─── Data extract
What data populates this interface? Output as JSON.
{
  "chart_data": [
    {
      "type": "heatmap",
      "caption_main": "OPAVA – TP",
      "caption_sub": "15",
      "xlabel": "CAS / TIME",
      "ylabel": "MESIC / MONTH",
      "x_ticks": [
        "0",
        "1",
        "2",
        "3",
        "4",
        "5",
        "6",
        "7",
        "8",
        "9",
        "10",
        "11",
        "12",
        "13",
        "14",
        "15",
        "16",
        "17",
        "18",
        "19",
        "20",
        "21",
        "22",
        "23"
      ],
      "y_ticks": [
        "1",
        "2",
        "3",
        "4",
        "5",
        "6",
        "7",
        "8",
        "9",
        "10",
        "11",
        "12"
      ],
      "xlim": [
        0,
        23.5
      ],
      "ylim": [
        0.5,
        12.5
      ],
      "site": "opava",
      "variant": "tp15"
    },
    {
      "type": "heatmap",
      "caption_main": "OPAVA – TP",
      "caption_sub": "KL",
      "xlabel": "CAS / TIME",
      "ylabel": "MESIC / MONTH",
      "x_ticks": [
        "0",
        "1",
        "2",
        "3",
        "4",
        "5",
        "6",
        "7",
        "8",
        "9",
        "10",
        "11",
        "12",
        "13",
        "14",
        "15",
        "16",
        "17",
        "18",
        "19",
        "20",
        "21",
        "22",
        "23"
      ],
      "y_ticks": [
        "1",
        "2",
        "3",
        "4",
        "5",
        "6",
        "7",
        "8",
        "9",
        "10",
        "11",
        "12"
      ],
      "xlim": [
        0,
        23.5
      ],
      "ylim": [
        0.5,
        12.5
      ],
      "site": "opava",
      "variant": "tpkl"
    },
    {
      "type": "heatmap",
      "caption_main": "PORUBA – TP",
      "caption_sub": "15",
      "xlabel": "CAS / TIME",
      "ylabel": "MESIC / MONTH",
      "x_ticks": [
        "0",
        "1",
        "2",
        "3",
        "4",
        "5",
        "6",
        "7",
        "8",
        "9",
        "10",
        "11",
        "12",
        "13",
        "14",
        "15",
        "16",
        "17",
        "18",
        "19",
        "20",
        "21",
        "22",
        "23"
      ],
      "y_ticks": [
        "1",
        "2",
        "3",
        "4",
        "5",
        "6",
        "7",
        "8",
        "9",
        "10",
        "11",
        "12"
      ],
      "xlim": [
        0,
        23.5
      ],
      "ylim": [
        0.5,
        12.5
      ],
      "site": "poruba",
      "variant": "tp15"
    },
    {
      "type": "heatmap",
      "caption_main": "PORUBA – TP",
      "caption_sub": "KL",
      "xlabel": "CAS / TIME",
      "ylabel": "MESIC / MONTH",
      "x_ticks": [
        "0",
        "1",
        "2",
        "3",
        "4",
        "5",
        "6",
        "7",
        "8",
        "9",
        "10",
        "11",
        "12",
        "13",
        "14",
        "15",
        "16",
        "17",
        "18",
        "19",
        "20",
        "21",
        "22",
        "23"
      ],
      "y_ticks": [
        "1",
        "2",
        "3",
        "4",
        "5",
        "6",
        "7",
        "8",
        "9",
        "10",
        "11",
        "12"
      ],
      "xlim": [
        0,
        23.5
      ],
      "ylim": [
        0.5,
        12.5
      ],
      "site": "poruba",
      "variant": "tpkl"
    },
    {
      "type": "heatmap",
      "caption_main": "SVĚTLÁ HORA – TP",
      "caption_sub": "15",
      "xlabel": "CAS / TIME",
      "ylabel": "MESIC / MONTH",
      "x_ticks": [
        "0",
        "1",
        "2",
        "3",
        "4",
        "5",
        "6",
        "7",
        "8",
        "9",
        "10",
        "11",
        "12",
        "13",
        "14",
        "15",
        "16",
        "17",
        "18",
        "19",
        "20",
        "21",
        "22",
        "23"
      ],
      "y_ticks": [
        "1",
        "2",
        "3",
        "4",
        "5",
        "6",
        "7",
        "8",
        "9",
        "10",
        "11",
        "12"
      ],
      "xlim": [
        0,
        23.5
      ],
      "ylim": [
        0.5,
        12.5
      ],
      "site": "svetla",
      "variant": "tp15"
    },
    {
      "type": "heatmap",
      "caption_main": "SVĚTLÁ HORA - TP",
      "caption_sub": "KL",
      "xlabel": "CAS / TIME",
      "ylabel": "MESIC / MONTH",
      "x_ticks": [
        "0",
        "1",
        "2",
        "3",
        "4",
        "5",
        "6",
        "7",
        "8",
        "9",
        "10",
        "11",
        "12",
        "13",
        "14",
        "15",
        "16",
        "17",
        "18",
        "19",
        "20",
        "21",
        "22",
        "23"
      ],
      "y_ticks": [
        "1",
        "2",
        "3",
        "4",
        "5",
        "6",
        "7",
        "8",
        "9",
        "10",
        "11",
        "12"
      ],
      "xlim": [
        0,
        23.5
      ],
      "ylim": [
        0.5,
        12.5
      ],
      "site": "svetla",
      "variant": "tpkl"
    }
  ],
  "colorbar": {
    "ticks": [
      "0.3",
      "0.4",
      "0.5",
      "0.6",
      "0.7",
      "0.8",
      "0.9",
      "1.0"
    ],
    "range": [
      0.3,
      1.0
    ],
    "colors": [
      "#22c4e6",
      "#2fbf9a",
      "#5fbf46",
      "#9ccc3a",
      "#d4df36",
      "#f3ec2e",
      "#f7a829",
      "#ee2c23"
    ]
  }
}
──────
▶ _Given request_: Identify the lines above with the word "SVĚTLÁ". Copy them.

▶ _Written solution_:
      "caption_main": "SVĚTLÁ HORA – TP",
      "caption_main": "SVĚTLÁ HORA - TP",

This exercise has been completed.